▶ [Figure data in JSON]

----

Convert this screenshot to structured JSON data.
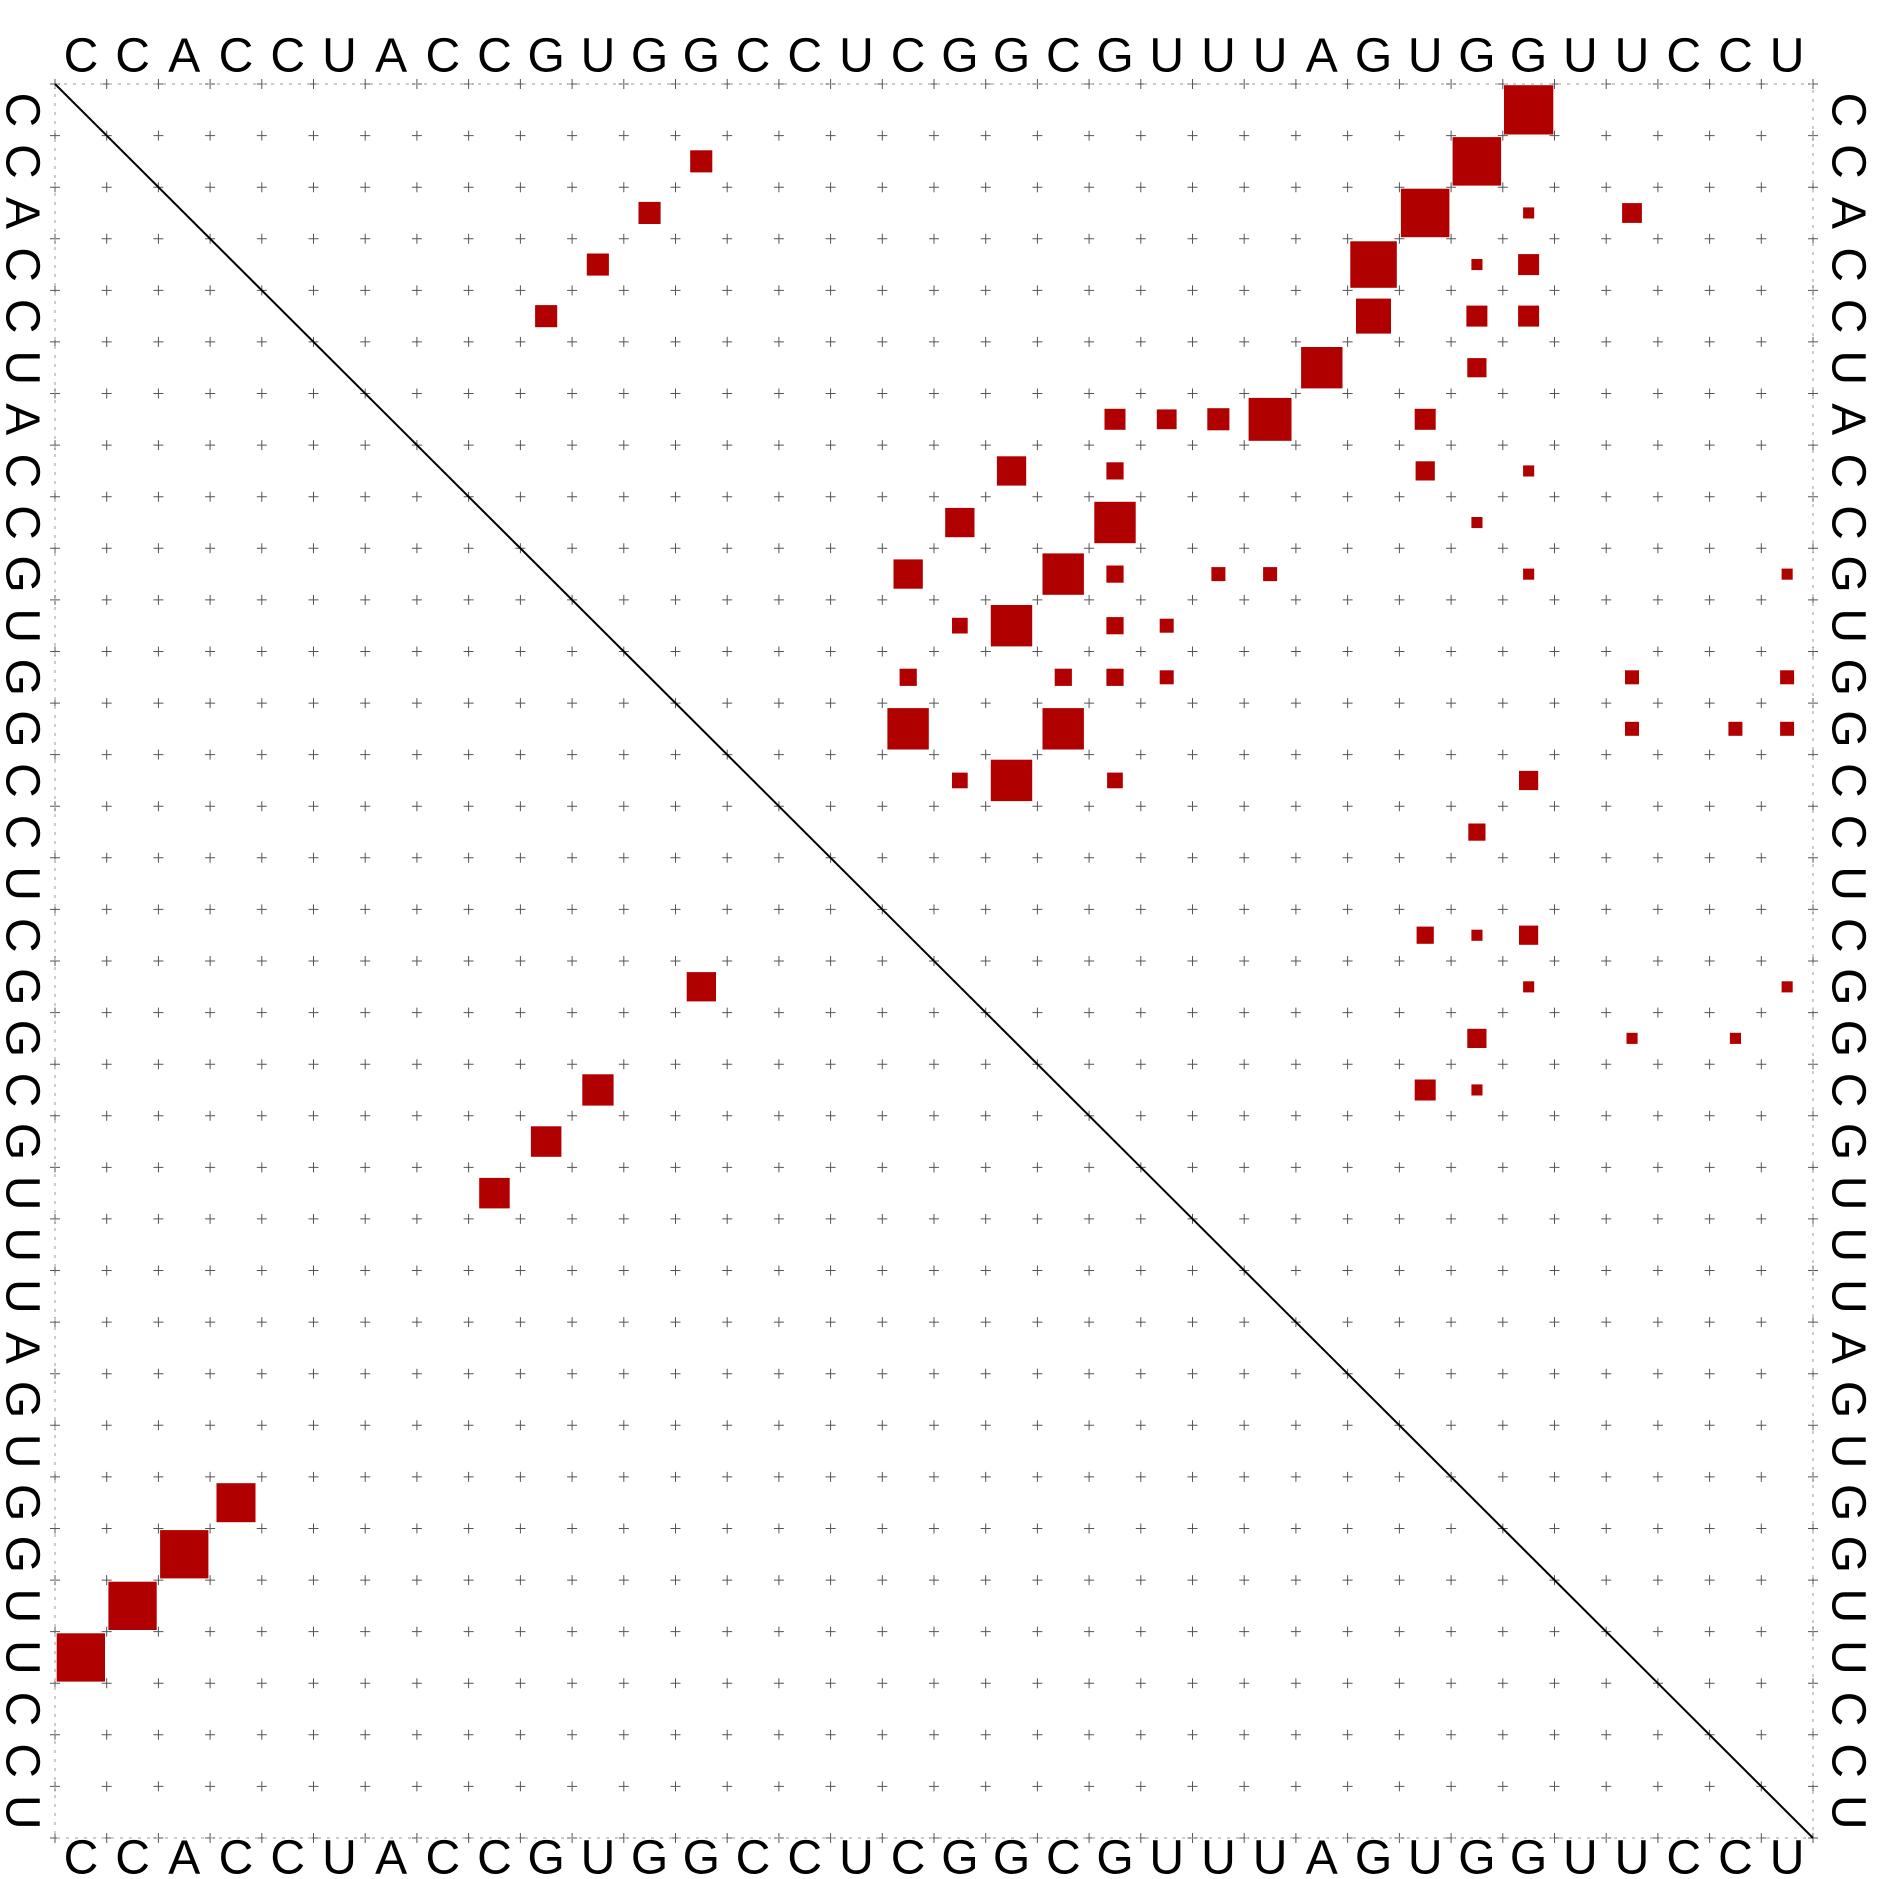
{
  "sequence": [
    "C",
    "C",
    "A",
    "C",
    "C",
    "U",
    "A",
    "C",
    "C",
    "G",
    "U",
    "G",
    "G",
    "C",
    "C",
    "U",
    "C",
    "G",
    "G",
    "C",
    "G",
    "U",
    "U",
    "U",
    "A",
    "G",
    "U",
    "G",
    "G",
    "U",
    "U",
    "C",
    "C",
    "U"
  ],
  "colors": {
    "pair": "#b00000",
    "diagonal": "#000000",
    "grid": "#555555",
    "frame": "#999999",
    "background": "#ffffff"
  },
  "chart_data": {
    "type": "heatmap",
    "upper_triangle": [
      [
        0,
        28,
        0.99
      ],
      [
        1,
        27,
        0.96
      ],
      [
        2,
        26,
        0.96
      ],
      [
        3,
        25,
        0.88
      ],
      [
        4,
        25,
        0.5
      ],
      [
        5,
        24,
        0.7
      ],
      [
        6,
        23,
        0.75
      ],
      [
        1,
        12,
        0.2
      ],
      [
        2,
        11,
        0.2
      ],
      [
        3,
        10,
        0.2
      ],
      [
        4,
        9,
        0.2
      ],
      [
        2,
        30,
        0.16
      ],
      [
        3,
        28,
        0.18
      ],
      [
        4,
        28,
        0.18
      ],
      [
        4,
        27,
        0.18
      ],
      [
        5,
        27,
        0.15
      ],
      [
        6,
        26,
        0.18
      ],
      [
        7,
        26,
        0.15
      ],
      [
        6,
        20,
        0.18
      ],
      [
        6,
        21,
        0.16
      ],
      [
        6,
        22,
        0.2
      ],
      [
        7,
        18,
        0.35
      ],
      [
        8,
        17,
        0.35
      ],
      [
        9,
        16,
        0.35
      ],
      [
        8,
        20,
        0.7
      ],
      [
        9,
        19,
        0.7
      ],
      [
        10,
        18,
        0.7
      ],
      [
        12,
        19,
        0.7
      ],
      [
        12,
        16,
        0.7
      ],
      [
        13,
        18,
        0.7
      ],
      [
        7,
        20,
        0.12
      ],
      [
        9,
        20,
        0.12
      ],
      [
        10,
        20,
        0.12
      ],
      [
        10,
        17,
        0.1
      ],
      [
        11,
        16,
        0.12
      ],
      [
        11,
        19,
        0.12
      ],
      [
        11,
        20,
        0.12
      ],
      [
        13,
        20,
        0.1
      ],
      [
        13,
        17,
        0.1
      ],
      [
        13,
        28,
        0.15
      ],
      [
        14,
        27,
        0.12
      ],
      [
        16,
        26,
        0.12
      ],
      [
        16,
        28,
        0.15
      ],
      [
        18,
        27,
        0.15
      ],
      [
        19,
        26,
        0.18
      ],
      [
        10,
        21,
        0.08
      ],
      [
        11,
        21,
        0.08
      ],
      [
        9,
        22,
        0.08
      ],
      [
        9,
        23,
        0.08
      ],
      [
        9,
        28,
        0.05
      ],
      [
        9,
        33,
        0.05
      ],
      [
        11,
        30,
        0.08
      ],
      [
        11,
        33,
        0.08
      ],
      [
        12,
        30,
        0.08
      ],
      [
        12,
        32,
        0.08
      ],
      [
        12,
        33,
        0.08
      ],
      [
        17,
        33,
        0.05
      ],
      [
        18,
        30,
        0.05
      ],
      [
        18,
        32,
        0.05
      ],
      [
        2,
        28,
        0.05
      ],
      [
        3,
        27,
        0.05
      ],
      [
        5,
        27,
        0.05
      ],
      [
        7,
        28,
        0.05
      ],
      [
        8,
        27,
        0.05
      ],
      [
        16,
        27,
        0.05
      ],
      [
        17,
        28,
        0.05
      ],
      [
        19,
        27,
        0.05
      ]
    ],
    "lower_triangle": [
      [
        17,
        12,
        0.35
      ],
      [
        19,
        10,
        0.4
      ],
      [
        20,
        9,
        0.38
      ],
      [
        21,
        8,
        0.38
      ],
      [
        27,
        3,
        0.62
      ],
      [
        28,
        2,
        0.95
      ],
      [
        29,
        1,
        0.95
      ],
      [
        30,
        0,
        0.95
      ]
    ]
  }
}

----

▶ [WHAT THE TASK REQUIRES] Leave out the pictures and transcribe everything else exactly.

▶ [RESULT]
Convert this screenshot to structured JSON data.
{
  "sequence": [
    "C",
    "C",
    "A",
    "C",
    "C",
    "U",
    "A",
    "C",
    "C",
    "G",
    "U",
    "G",
    "G",
    "C",
    "C",
    "U",
    "C",
    "G",
    "G",
    "C",
    "G",
    "U",
    "U",
    "U",
    "A",
    "G",
    "U",
    "G",
    "G",
    "U",
    "U",
    "C",
    "C",
    "U"
  ],
  "colors": {
    "pair": "#b00000",
    "diagonal": "#000000",
    "grid": "#555555",
    "frame": "#999999",
    "background": "#ffffff"
  },
  "chart_data": {
    "type": "heatmap",
    "upper_triangle": [
      [
        0,
        28,
        0.99
      ],
      [
        1,
        27,
        0.96
      ],
      [
        2,
        26,
        0.96
      ],
      [
        3,
        25,
        0.88
      ],
      [
        4,
        25,
        0.5
      ],
      [
        5,
        24,
        0.7
      ],
      [
        6,
        23,
        0.75
      ],
      [
        1,
        12,
        0.2
      ],
      [
        2,
        11,
        0.2
      ],
      [
        3,
        10,
        0.2
      ],
      [
        4,
        9,
        0.2
      ],
      [
        2,
        30,
        0.16
      ],
      [
        3,
        28,
        0.18
      ],
      [
        4,
        28,
        0.18
      ],
      [
        4,
        27,
        0.18
      ],
      [
        5,
        27,
        0.15
      ],
      [
        6,
        26,
        0.18
      ],
      [
        7,
        26,
        0.15
      ],
      [
        6,
        20,
        0.18
      ],
      [
        6,
        21,
        0.16
      ],
      [
        6,
        22,
        0.2
      ],
      [
        7,
        18,
        0.35
      ],
      [
        8,
        17,
        0.35
      ],
      [
        9,
        16,
        0.35
      ],
      [
        8,
        20,
        0.7
      ],
      [
        9,
        19,
        0.7
      ],
      [
        10,
        18,
        0.7
      ],
      [
        12,
        19,
        0.7
      ],
      [
        12,
        16,
        0.7
      ],
      [
        13,
        18,
        0.7
      ],
      [
        7,
        20,
        0.12
      ],
      [
        9,
        20,
        0.12
      ],
      [
        10,
        20,
        0.12
      ],
      [
        10,
        17,
        0.1
      ],
      [
        11,
        16,
        0.12
      ],
      [
        11,
        19,
        0.12
      ],
      [
        11,
        20,
        0.12
      ],
      [
        13,
        20,
        0.1
      ],
      [
        13,
        17,
        0.1
      ],
      [
        13,
        28,
        0.15
      ],
      [
        14,
        27,
        0.12
      ],
      [
        16,
        26,
        0.12
      ],
      [
        16,
        28,
        0.15
      ],
      [
        18,
        27,
        0.15
      ],
      [
        19,
        26,
        0.18
      ],
      [
        10,
        21,
        0.08
      ],
      [
        11,
        21,
        0.08
      ],
      [
        9,
        22,
        0.08
      ],
      [
        9,
        23,
        0.08
      ],
      [
        9,
        28,
        0.05
      ],
      [
        9,
        33,
        0.05
      ],
      [
        11,
        30,
        0.08
      ],
      [
        11,
        33,
        0.08
      ],
      [
        12,
        30,
        0.08
      ],
      [
        12,
        32,
        0.08
      ],
      [
        12,
        33,
        0.08
      ],
      [
        17,
        33,
        0.05
      ],
      [
        18,
        30,
        0.05
      ],
      [
        18,
        32,
        0.05
      ],
      [
        2,
        28,
        0.05
      ],
      [
        3,
        27,
        0.05
      ],
      [
        5,
        27,
        0.05
      ],
      [
        7,
        28,
        0.05
      ],
      [
        8,
        27,
        0.05
      ],
      [
        16,
        27,
        0.05
      ],
      [
        17,
        28,
        0.05
      ],
      [
        19,
        27,
        0.05
      ]
    ],
    "lower_triangle": [
      [
        17,
        12,
        0.35
      ],
      [
        19,
        10,
        0.4
      ],
      [
        20,
        9,
        0.38
      ],
      [
        21,
        8,
        0.38
      ],
      [
        27,
        3,
        0.62
      ],
      [
        28,
        2,
        0.95
      ],
      [
        29,
        1,
        0.95
      ],
      [
        30,
        0,
        0.95
      ]
    ]
  }
}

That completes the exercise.